Where the line holding "Decode this image" appears, start copying, and continue exactly through the last line of the listing, skipping pictures.

Figure record listings:
'''
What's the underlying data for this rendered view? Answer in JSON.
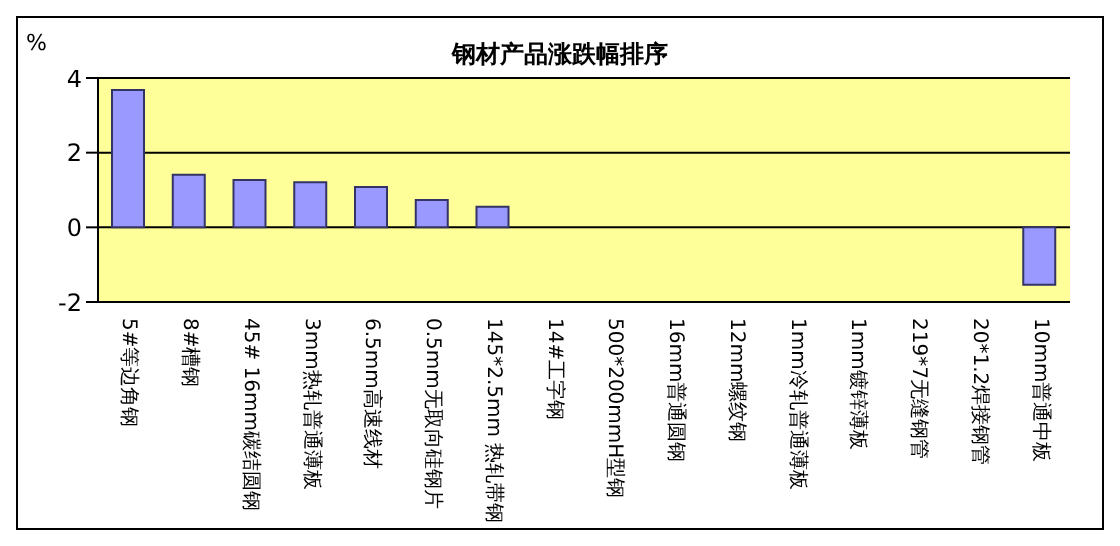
{
  "chart_data": {
    "type": "bar",
    "title": "钢材产品涨跌幅排序",
    "ylabel": "%",
    "categories": [
      "5#等边角钢",
      "8#槽钢",
      "45# 16mm碳结圆钢",
      "3mm热轧普通薄板",
      "6.5mm高速线材",
      "0.5mm无取向硅钢片",
      "145*2.5mm 热轧带钢",
      "14#工字钢",
      "500*200mmH型钢",
      "16mm普通圆钢",
      "12mm螺纹钢",
      "1mm冷轧普通薄板",
      "1mm镀锌薄板",
      "219*7无缝钢管",
      "20*1.2焊接钢管",
      "10mm普通中板"
    ],
    "values": [
      3.68,
      1.41,
      1.27,
      1.21,
      1.08,
      0.73,
      0.55,
      0,
      0,
      0,
      0,
      0,
      0,
      0,
      0,
      -1.54
    ],
    "color": "#9999ff",
    "ylim": [
      -2,
      4
    ],
    "yticks": [
      -2,
      0,
      2,
      4
    ],
    "grid": "y"
  }
}
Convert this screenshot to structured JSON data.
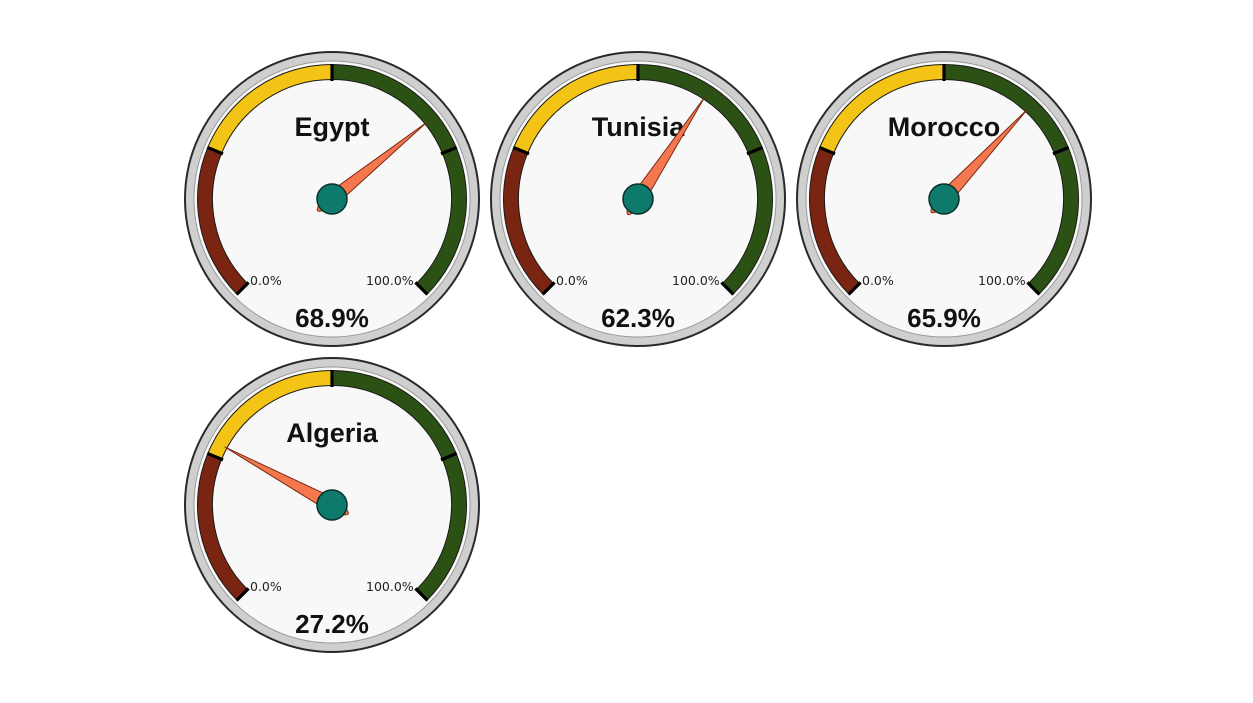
{
  "chart_data": {
    "type": "gauge",
    "scale": {
      "min_label": "0.0%",
      "max_label": "100.0%",
      "min": 0,
      "max": 100
    },
    "bands": [
      {
        "name": "low",
        "from": 0,
        "to": 25,
        "color": "#7a2412"
      },
      {
        "name": "mid",
        "from": 25,
        "to": 50,
        "color": "#f3c316"
      },
      {
        "name": "high",
        "from": 50,
        "to": 100,
        "color": "#2c5114"
      }
    ],
    "colors": {
      "needle": "#f4774f",
      "hub": "#0e7a6c",
      "face": "#f8f8f8",
      "rim": "#cfcfcf"
    },
    "gauges": [
      {
        "name": "Egypt",
        "value": 68.9,
        "value_label": "68.9%"
      },
      {
        "name": "Tunisia",
        "value": 62.3,
        "value_label": "62.3%"
      },
      {
        "name": "Morocco",
        "value": 65.9,
        "value_label": "65.9%"
      },
      {
        "name": "Algeria",
        "value": 27.2,
        "value_label": "27.2%"
      }
    ]
  }
}
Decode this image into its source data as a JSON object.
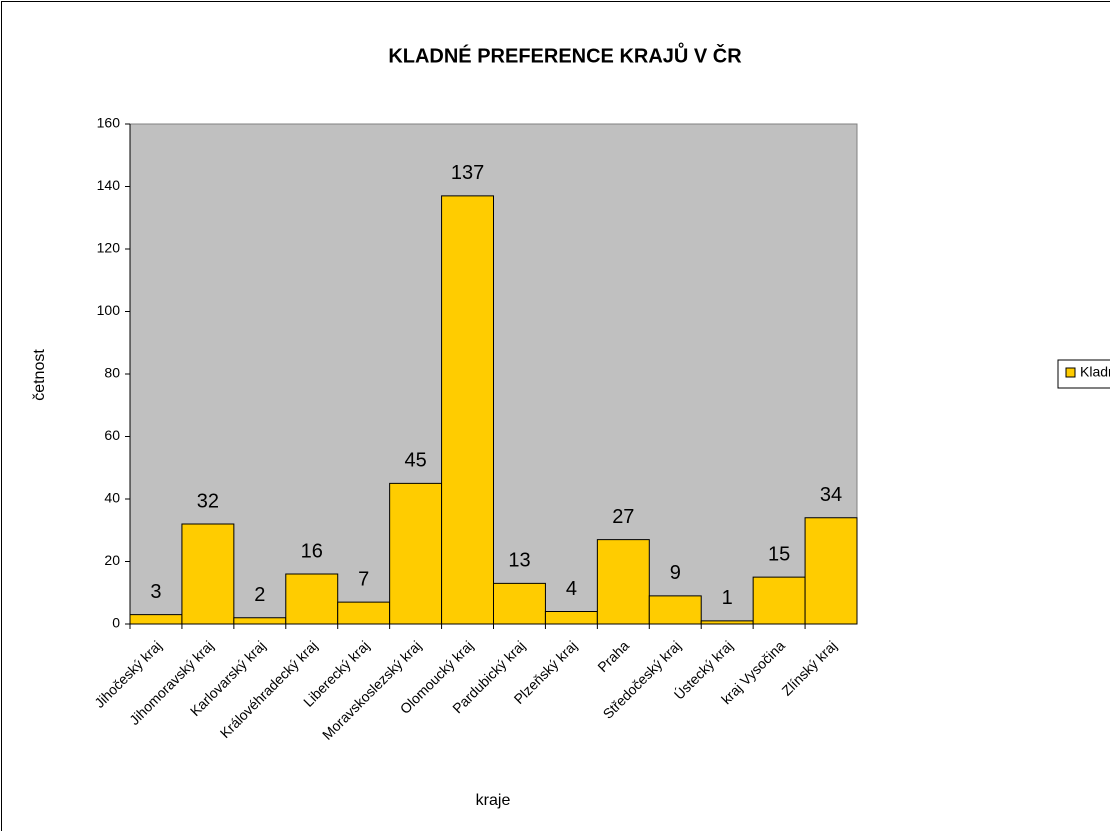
{
  "chart_data": {
    "type": "bar",
    "title": "KLADNÉ PREFERENCE KRAJŮ V ČR",
    "x_label": "kraje",
    "y_label": "četnost",
    "categories": [
      "Jihočeský kraj",
      "Jihomoravský kraj",
      "Karlovarský kraj",
      "Královéhradecký kraj",
      "Liberecký kraj",
      "Moravskoslezský kraj",
      "Olomoucký kraj",
      "Pardubický kraj",
      "Plzeňský kraj",
      "Praha",
      "Středočeský kraj",
      "Ústecký kraj",
      "kraj Vysočina",
      "Zlínský kraj"
    ],
    "series": [
      {
        "name": "Kladné preference krajů v ČR",
        "color": "#ffcc00",
        "values": [
          3,
          32,
          2,
          16,
          7,
          45,
          137,
          13,
          4,
          27,
          9,
          1,
          15,
          34
        ]
      }
    ],
    "ylim": [
      0,
      160
    ],
    "yticks": [
      0,
      20,
      40,
      60,
      80,
      100,
      120,
      140,
      160
    ],
    "grid": false,
    "legend": "right"
  }
}
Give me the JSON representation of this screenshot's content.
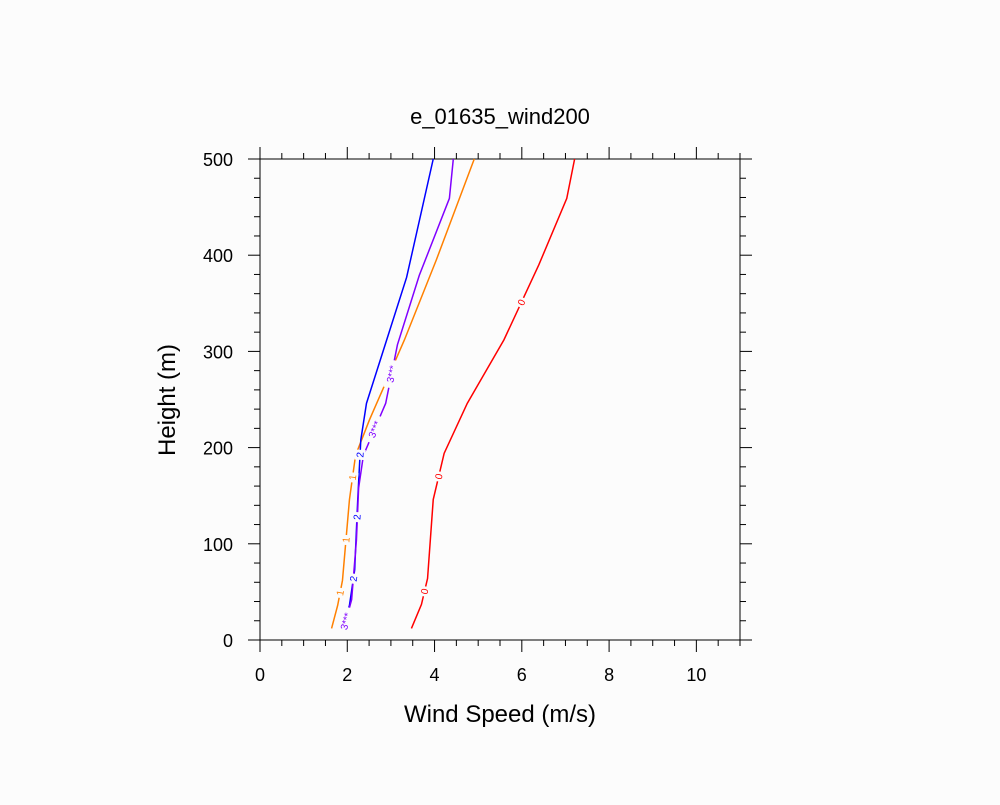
'''
Answer to the task >>
Decode this image into its source data as a JSON object.
{
  "chart_data": {
    "type": "bar",
    "title": "KLADNÉ PREFERENCE KRAJŮ V ČR",
    "x_label": "kraje",
    "y_label": "četnost",
    "categories": [
      "Jihočeský kraj",
      "Jihomoravský kraj",
      "Karlovarský kraj",
      "Královéhradecký kraj",
      "Liberecký kraj",
      "Moravskoslezský kraj",
      "Olomoucký kraj",
      "Pardubický kraj",
      "Plzeňský kraj",
      "Praha",
      "Středočeský kraj",
      "Ústecký kraj",
      "kraj Vysočina",
      "Zlínský kraj"
    ],
    "series": [
      {
        "name": "Kladné preference krajů v ČR",
        "color": "#ffcc00",
        "values": [
          3,
          32,
          2,
          16,
          7,
          45,
          137,
          13,
          4,
          27,
          9,
          1,
          15,
          34
        ]
      }
    ],
    "ylim": [
      0,
      160
    ],
    "yticks": [
      0,
      20,
      40,
      60,
      80,
      100,
      120,
      140,
      160
    ],
    "grid": false,
    "legend": "right"
  }
}
Give me the JSON representation of this screenshot's content.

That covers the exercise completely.